■ **Extracted data**:

###

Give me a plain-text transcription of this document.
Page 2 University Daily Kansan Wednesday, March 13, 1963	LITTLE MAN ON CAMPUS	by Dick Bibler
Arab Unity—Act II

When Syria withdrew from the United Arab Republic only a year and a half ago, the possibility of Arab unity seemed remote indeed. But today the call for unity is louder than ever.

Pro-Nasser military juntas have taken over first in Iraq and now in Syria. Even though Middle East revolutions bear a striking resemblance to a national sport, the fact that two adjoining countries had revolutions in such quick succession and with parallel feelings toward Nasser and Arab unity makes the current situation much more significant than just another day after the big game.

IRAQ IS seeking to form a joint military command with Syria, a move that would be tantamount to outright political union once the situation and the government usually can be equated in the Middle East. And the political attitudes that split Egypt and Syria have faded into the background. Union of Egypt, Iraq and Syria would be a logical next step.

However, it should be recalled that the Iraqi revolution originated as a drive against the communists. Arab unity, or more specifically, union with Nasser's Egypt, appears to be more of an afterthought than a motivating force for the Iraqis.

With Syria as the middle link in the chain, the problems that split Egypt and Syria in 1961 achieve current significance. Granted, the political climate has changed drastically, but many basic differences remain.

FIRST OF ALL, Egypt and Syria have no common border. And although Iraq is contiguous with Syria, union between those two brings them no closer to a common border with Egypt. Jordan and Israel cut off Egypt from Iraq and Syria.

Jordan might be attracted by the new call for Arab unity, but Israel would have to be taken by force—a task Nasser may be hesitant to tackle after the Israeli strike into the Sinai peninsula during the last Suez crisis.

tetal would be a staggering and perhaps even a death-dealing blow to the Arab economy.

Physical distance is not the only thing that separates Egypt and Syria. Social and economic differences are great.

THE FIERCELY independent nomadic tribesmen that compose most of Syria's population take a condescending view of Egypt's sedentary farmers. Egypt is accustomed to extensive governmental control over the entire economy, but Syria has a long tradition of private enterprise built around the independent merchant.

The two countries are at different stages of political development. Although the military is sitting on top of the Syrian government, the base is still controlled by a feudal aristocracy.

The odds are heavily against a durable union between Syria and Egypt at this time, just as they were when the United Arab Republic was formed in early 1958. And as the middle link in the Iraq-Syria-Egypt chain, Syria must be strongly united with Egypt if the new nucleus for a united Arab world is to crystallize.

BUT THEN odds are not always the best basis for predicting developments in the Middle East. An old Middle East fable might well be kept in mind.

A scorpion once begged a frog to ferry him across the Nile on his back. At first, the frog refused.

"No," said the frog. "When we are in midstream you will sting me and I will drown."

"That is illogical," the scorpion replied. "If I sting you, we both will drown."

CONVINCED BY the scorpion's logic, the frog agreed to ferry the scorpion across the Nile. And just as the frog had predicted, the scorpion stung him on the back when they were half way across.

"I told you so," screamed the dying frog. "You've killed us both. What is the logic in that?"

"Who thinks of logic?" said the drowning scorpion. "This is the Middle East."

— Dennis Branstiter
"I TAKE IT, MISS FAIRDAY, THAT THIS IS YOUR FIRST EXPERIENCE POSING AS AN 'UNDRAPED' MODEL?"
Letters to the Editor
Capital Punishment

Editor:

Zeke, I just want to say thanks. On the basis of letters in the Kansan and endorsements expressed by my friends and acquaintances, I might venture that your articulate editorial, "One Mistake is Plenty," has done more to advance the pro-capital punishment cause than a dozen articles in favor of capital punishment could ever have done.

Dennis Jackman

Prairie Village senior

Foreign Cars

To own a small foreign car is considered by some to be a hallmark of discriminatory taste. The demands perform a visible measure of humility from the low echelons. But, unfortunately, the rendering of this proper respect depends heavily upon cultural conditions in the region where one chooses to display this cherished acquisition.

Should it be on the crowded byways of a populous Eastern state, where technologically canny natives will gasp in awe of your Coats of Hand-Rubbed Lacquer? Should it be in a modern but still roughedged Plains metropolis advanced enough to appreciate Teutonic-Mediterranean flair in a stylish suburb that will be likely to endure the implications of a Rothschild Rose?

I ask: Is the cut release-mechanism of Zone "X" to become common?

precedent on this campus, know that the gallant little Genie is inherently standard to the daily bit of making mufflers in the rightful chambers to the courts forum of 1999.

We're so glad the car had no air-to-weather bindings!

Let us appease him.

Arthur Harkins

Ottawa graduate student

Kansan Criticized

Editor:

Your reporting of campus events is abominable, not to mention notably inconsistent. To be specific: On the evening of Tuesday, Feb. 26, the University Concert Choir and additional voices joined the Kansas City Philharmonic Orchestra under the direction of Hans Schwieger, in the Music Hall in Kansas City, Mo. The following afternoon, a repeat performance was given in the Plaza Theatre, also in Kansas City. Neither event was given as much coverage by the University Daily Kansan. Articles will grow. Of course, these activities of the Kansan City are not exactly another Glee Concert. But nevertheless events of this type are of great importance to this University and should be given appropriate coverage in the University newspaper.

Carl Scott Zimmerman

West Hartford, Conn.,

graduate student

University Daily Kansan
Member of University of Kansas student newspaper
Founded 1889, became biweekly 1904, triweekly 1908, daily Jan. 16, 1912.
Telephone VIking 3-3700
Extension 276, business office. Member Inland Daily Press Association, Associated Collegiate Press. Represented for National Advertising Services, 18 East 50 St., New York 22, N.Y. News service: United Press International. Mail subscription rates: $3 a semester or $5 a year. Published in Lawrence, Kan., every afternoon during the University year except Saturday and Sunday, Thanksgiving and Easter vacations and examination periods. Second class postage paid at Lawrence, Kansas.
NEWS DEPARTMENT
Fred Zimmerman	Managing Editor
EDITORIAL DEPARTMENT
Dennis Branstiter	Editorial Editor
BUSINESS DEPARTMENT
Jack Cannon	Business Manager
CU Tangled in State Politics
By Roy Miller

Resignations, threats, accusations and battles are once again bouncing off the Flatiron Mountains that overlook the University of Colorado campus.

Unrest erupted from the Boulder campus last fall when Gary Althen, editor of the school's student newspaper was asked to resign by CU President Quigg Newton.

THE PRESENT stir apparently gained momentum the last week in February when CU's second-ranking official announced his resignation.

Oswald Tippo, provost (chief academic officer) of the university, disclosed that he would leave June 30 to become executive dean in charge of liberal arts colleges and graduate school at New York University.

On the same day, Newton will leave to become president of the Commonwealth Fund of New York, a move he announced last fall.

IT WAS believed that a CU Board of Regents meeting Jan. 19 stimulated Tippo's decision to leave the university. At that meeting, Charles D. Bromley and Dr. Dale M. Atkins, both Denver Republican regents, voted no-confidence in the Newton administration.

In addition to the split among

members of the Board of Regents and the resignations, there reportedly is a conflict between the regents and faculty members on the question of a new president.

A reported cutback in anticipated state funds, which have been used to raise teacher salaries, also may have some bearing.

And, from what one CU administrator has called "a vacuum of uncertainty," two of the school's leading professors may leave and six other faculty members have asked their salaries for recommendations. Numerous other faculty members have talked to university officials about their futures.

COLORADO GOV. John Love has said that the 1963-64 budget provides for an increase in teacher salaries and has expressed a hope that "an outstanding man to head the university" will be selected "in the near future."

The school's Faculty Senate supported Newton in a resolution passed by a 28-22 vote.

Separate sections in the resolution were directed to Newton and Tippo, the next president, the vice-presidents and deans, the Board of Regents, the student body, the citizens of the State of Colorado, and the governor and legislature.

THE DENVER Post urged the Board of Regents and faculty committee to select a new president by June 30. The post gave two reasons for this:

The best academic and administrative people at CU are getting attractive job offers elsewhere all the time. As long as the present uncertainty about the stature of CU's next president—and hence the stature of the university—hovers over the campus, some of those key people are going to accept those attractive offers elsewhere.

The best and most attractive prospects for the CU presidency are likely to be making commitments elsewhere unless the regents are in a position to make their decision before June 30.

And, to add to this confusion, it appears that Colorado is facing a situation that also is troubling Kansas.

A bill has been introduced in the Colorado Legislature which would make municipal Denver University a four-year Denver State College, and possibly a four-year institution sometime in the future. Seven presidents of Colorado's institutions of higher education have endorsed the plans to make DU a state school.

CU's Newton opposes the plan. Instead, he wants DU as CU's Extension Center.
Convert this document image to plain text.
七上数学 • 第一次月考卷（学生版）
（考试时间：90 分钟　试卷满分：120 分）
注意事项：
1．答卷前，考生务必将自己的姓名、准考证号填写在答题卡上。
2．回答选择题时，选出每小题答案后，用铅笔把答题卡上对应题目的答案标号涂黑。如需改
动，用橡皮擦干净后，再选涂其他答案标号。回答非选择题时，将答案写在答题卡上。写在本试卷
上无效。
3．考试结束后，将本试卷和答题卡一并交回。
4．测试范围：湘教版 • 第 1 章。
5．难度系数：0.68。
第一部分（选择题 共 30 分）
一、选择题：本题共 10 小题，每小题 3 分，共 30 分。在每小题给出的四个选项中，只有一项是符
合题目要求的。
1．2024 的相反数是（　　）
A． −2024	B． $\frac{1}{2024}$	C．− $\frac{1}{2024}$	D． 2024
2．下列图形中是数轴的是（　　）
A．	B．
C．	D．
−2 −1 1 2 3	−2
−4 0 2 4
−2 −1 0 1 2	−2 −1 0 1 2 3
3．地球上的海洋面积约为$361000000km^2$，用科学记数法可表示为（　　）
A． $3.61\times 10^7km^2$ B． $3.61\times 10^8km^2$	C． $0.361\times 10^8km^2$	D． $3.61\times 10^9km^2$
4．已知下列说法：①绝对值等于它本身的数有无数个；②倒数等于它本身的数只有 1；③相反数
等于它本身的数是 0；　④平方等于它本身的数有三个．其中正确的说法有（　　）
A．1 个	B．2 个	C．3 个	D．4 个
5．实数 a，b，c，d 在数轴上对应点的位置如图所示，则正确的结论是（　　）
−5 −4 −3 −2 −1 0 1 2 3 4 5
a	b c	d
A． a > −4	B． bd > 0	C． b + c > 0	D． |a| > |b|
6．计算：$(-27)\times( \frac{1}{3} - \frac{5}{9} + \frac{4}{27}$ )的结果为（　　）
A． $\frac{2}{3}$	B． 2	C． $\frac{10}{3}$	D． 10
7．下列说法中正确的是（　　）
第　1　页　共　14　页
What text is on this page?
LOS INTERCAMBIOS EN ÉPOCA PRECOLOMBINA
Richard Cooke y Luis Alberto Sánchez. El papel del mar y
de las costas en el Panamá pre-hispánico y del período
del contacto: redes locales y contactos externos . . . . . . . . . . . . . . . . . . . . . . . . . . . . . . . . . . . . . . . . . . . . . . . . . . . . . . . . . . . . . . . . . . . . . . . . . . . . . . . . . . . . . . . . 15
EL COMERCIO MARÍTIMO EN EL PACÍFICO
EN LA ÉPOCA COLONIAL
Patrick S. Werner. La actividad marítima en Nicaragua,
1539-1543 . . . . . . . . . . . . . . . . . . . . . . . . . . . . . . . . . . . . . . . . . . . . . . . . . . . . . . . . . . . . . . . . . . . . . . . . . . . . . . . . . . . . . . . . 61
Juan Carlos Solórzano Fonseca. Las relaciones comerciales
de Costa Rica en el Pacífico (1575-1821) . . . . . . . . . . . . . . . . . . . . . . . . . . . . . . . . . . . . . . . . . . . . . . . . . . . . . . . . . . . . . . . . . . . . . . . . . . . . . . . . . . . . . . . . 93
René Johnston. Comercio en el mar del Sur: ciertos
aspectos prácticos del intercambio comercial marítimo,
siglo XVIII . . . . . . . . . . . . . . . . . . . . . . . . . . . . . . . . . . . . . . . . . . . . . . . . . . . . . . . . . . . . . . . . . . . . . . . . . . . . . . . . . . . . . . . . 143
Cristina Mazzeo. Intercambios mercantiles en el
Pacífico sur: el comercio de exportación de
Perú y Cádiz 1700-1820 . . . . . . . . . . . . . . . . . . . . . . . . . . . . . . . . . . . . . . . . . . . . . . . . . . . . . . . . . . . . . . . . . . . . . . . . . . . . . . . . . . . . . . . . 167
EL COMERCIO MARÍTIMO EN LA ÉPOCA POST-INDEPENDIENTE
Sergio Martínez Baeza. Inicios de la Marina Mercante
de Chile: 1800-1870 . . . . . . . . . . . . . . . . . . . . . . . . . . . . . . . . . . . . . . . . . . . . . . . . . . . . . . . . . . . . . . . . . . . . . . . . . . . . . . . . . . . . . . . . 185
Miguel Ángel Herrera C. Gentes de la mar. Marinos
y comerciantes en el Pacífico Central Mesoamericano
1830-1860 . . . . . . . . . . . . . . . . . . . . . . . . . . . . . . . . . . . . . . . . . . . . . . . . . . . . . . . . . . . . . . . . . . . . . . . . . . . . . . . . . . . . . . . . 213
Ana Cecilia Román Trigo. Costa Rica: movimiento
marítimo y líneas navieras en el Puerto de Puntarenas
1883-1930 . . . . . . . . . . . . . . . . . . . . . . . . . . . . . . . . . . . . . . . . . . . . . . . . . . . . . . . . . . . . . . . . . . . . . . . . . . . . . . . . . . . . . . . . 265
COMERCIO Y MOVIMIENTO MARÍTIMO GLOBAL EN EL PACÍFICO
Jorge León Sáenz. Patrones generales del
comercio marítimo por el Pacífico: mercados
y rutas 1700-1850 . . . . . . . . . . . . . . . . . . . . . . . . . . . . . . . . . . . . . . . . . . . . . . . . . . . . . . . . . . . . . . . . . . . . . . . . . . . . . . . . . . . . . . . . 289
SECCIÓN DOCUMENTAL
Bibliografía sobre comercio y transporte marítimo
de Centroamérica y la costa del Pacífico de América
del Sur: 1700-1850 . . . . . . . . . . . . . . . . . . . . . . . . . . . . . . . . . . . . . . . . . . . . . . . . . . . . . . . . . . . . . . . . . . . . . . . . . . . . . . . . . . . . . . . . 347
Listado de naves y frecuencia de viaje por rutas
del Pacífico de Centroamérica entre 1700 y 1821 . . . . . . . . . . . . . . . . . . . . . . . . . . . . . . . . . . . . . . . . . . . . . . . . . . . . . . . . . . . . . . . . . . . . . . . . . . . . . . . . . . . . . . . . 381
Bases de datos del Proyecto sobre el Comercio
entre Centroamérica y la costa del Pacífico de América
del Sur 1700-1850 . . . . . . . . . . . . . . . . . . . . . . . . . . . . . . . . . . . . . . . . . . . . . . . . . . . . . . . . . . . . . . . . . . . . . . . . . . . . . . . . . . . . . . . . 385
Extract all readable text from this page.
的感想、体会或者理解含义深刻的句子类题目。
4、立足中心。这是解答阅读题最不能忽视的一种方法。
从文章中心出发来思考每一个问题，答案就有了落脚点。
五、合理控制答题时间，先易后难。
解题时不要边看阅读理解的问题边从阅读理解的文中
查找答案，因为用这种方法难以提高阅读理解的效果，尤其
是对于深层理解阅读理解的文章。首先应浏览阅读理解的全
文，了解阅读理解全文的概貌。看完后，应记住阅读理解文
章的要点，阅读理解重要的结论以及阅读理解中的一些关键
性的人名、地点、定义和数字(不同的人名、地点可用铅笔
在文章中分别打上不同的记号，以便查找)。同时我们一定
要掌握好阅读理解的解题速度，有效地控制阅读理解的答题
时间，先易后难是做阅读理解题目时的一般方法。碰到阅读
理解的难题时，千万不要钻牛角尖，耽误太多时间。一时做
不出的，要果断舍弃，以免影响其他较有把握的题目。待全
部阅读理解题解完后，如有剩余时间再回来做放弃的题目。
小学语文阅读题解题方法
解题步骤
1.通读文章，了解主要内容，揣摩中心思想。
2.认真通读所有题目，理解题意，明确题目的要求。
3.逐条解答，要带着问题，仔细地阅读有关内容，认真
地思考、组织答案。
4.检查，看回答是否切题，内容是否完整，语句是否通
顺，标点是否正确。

###

Find the word "force" in the data and copy out each line where it turns up.

However, it should be recalled that the Iraqi revolution originated as a drive against the communists. Arab unity, or more specifically, union with Nasser's Egypt, appears to be more of an afterthought than a motivating force for the Iraqis.
Jordan might be attracted by the new call for Arab unity, but Israel would have to be taken by force—a task Nasser may be hesitant to tackle after the Israeli strike into the Sinai peninsula during the last Suez crisis.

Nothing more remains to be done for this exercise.